• _Work required_
Pictures do not belong in your copy. Repeat all the other data exactly.

* START Record set *

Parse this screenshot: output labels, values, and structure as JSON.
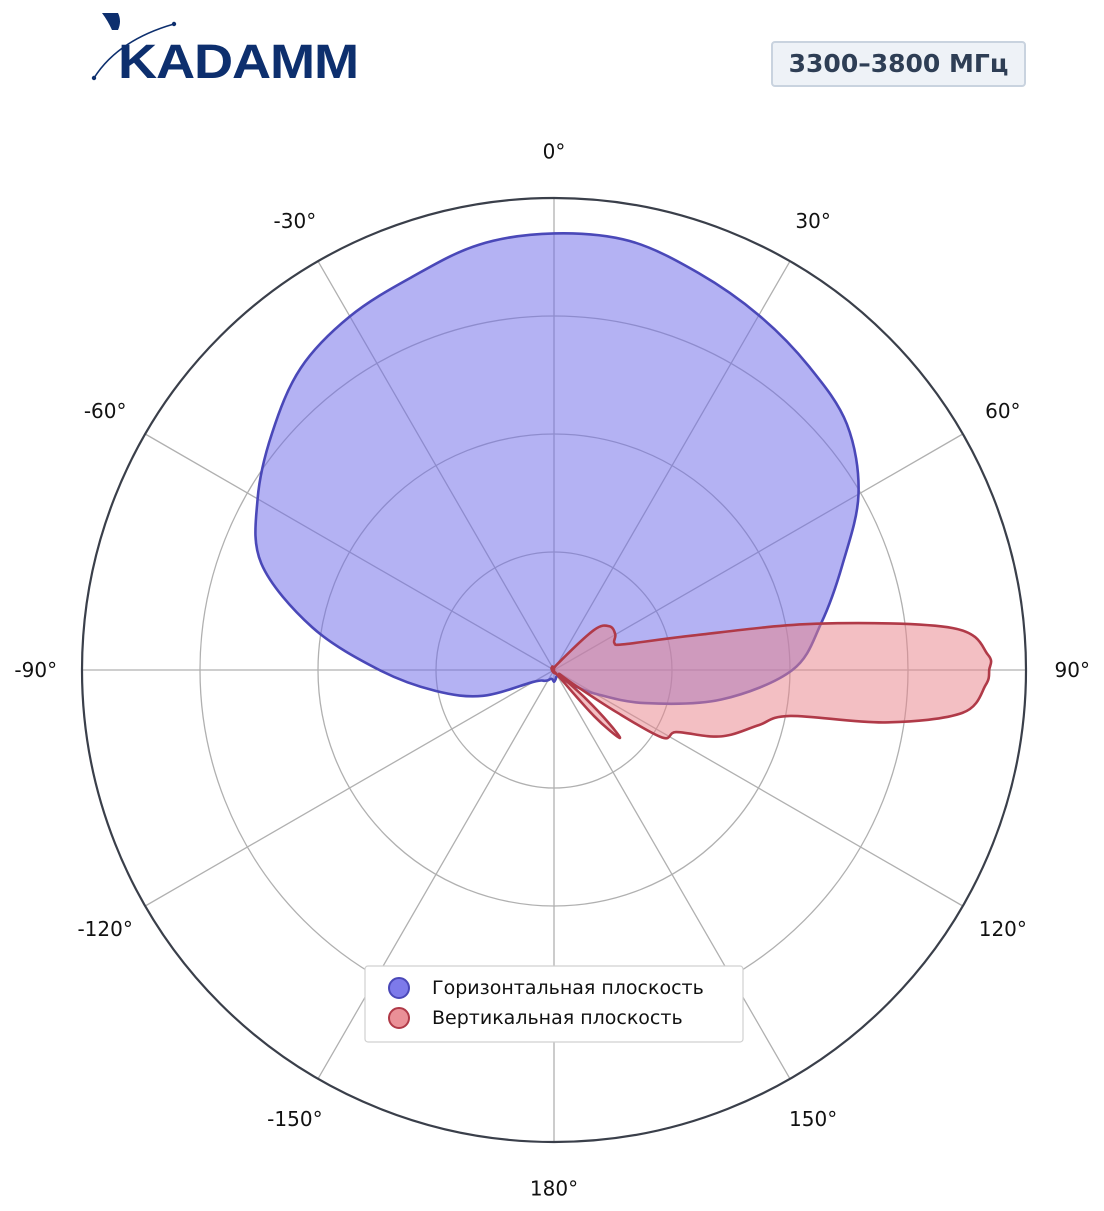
{
  "logo": {
    "text": "KADAMM",
    "color": "#0d2f6e"
  },
  "badge": {
    "text": "3300–3800 МГц"
  },
  "chart_data": {
    "type": "polar-area",
    "angle_unit": "deg",
    "angle_ticks": [
      0,
      30,
      60,
      90,
      120,
      150,
      180,
      -150,
      -120,
      -90,
      -60,
      -30
    ],
    "angle_tick_labels": [
      "0°",
      "30°",
      "60°",
      "90°",
      "120°",
      "150°",
      "180°",
      "-150°",
      "-120°",
      "-90°",
      "-60°",
      "-30°"
    ],
    "radial_ticks": [
      0.25,
      0.5,
      0.75,
      1.0
    ],
    "radial_range": [
      0,
      1
    ],
    "grid": true,
    "legend_position": "bottom-center",
    "series": [
      {
        "name": "Горизонтальная плоскость",
        "color": "#6f6ce8",
        "edge_color": "#4a48b8",
        "points": [
          [
            0,
            0.925
          ],
          [
            10,
            0.923
          ],
          [
            20,
            0.895
          ],
          [
            30,
            0.868
          ],
          [
            40,
            0.84
          ],
          [
            50,
            0.81
          ],
          [
            60,
            0.745
          ],
          [
            70,
            0.65
          ],
          [
            80,
            0.575
          ],
          [
            90,
            0.505
          ],
          [
            100,
            0.36
          ],
          [
            110,
            0.205
          ],
          [
            120,
            0.1
          ],
          [
            130,
            0.045
          ],
          [
            140,
            0.02
          ],
          [
            150,
            0.015
          ],
          [
            160,
            0.015
          ],
          [
            170,
            0.02
          ],
          [
            180,
            0.025
          ],
          [
            -170,
            0.02
          ],
          [
            -160,
            0.02
          ],
          [
            -150,
            0.025
          ],
          [
            -140,
            0.03
          ],
          [
            -120,
            0.05
          ],
          [
            -110,
            0.16
          ],
          [
            -100,
            0.255
          ],
          [
            -90,
            0.37
          ],
          [
            -80,
            0.52
          ],
          [
            -70,
            0.66
          ],
          [
            -60,
            0.725
          ],
          [
            -50,
            0.78
          ],
          [
            -40,
            0.835
          ],
          [
            -30,
            0.865
          ],
          [
            -20,
            0.885
          ],
          [
            -10,
            0.915
          ]
        ]
      },
      {
        "name": "Вертикальная плоскость",
        "color": "#e8848c",
        "edge_color": "#b03a48",
        "points": [
          [
            0,
            0.0
          ],
          [
            30,
            0.015
          ],
          [
            45,
            0.12
          ],
          [
            52,
            0.15
          ],
          [
            60,
            0.15
          ],
          [
            66,
            0.14
          ],
          [
            70,
            0.16
          ],
          [
            76,
            0.3
          ],
          [
            80,
            0.565
          ],
          [
            84,
            0.85
          ],
          [
            88,
            0.92
          ],
          [
            90,
            0.922
          ],
          [
            92,
            0.915
          ],
          [
            96,
            0.87
          ],
          [
            99,
            0.71
          ],
          [
            101,
            0.51
          ],
          [
            105,
            0.45
          ],
          [
            110,
            0.4
          ],
          [
            113,
            0.36
          ],
          [
            117,
            0.29
          ],
          [
            122,
            0.27
          ],
          [
            124,
            0.16
          ],
          [
            126,
            0.05
          ],
          [
            129,
            0.015
          ],
          [
            132,
            0.09
          ],
          [
            134,
            0.16
          ],
          [
            136,
            0.2
          ],
          [
            139,
            0.13
          ],
          [
            145,
            0.015
          ],
          [
            160,
            0.008
          ],
          [
            200,
            0.005
          ],
          [
            300,
            0.006
          ],
          [
            340,
            0.008
          ]
        ]
      }
    ]
  }
}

* END Record set *

• _Exercise output_
Parse this screenshot: output labels, values, and structure as JSON.
{
  "logo": {
    "text": "KADAMM",
    "color": "#0d2f6e"
  },
  "badge": {
    "text": "3300–3800 МГц"
  },
  "chart_data": {
    "type": "polar-area",
    "angle_unit": "deg",
    "angle_ticks": [
      0,
      30,
      60,
      90,
      120,
      150,
      180,
      -150,
      -120,
      -90,
      -60,
      -30
    ],
    "angle_tick_labels": [
      "0°",
      "30°",
      "60°",
      "90°",
      "120°",
      "150°",
      "180°",
      "-150°",
      "-120°",
      "-90°",
      "-60°",
      "-30°"
    ],
    "radial_ticks": [
      0.25,
      0.5,
      0.75,
      1.0
    ],
    "radial_range": [
      0,
      1
    ],
    "grid": true,
    "legend_position": "bottom-center",
    "series": [
      {
        "name": "Горизонтальная плоскость",
        "color": "#6f6ce8",
        "edge_color": "#4a48b8",
        "points": [
          [
            0,
            0.925
          ],
          [
            10,
            0.923
          ],
          [
            20,
            0.895
          ],
          [
            30,
            0.868
          ],
          [
            40,
            0.84
          ],
          [
            50,
            0.81
          ],
          [
            60,
            0.745
          ],
          [
            70,
            0.65
          ],
          [
            80,
            0.575
          ],
          [
            90,
            0.505
          ],
          [
            100,
            0.36
          ],
          [
            110,
            0.205
          ],
          [
            120,
            0.1
          ],
          [
            130,
            0.045
          ],
          [
            140,
            0.02
          ],
          [
            150,
            0.015
          ],
          [
            160,
            0.015
          ],
          [
            170,
            0.02
          ],
          [
            180,
            0.025
          ],
          [
            -170,
            0.02
          ],
          [
            -160,
            0.02
          ],
          [
            -150,
            0.025
          ],
          [
            -140,
            0.03
          ],
          [
            -120,
            0.05
          ],
          [
            -110,
            0.16
          ],
          [
            -100,
            0.255
          ],
          [
            -90,
            0.37
          ],
          [
            -80,
            0.52
          ],
          [
            -70,
            0.66
          ],
          [
            -60,
            0.725
          ],
          [
            -50,
            0.78
          ],
          [
            -40,
            0.835
          ],
          [
            -30,
            0.865
          ],
          [
            -20,
            0.885
          ],
          [
            -10,
            0.915
          ]
        ]
      },
      {
        "name": "Вертикальная плоскость",
        "color": "#e8848c",
        "edge_color": "#b03a48",
        "points": [
          [
            0,
            0.0
          ],
          [
            30,
            0.015
          ],
          [
            45,
            0.12
          ],
          [
            52,
            0.15
          ],
          [
            60,
            0.15
          ],
          [
            66,
            0.14
          ],
          [
            70,
            0.16
          ],
          [
            76,
            0.3
          ],
          [
            80,
            0.565
          ],
          [
            84,
            0.85
          ],
          [
            88,
            0.92
          ],
          [
            90,
            0.922
          ],
          [
            92,
            0.915
          ],
          [
            96,
            0.87
          ],
          [
            99,
            0.71
          ],
          [
            101,
            0.51
          ],
          [
            105,
            0.45
          ],
          [
            110,
            0.4
          ],
          [
            113,
            0.36
          ],
          [
            117,
            0.29
          ],
          [
            122,
            0.27
          ],
          [
            124,
            0.16
          ],
          [
            126,
            0.05
          ],
          [
            129,
            0.015
          ],
          [
            132,
            0.09
          ],
          [
            134,
            0.16
          ],
          [
            136,
            0.2
          ],
          [
            139,
            0.13
          ],
          [
            145,
            0.015
          ],
          [
            160,
            0.008
          ],
          [
            200,
            0.005
          ],
          [
            300,
            0.006
          ],
          [
            340,
            0.008
          ]
        ]
      }
    ]
  }
}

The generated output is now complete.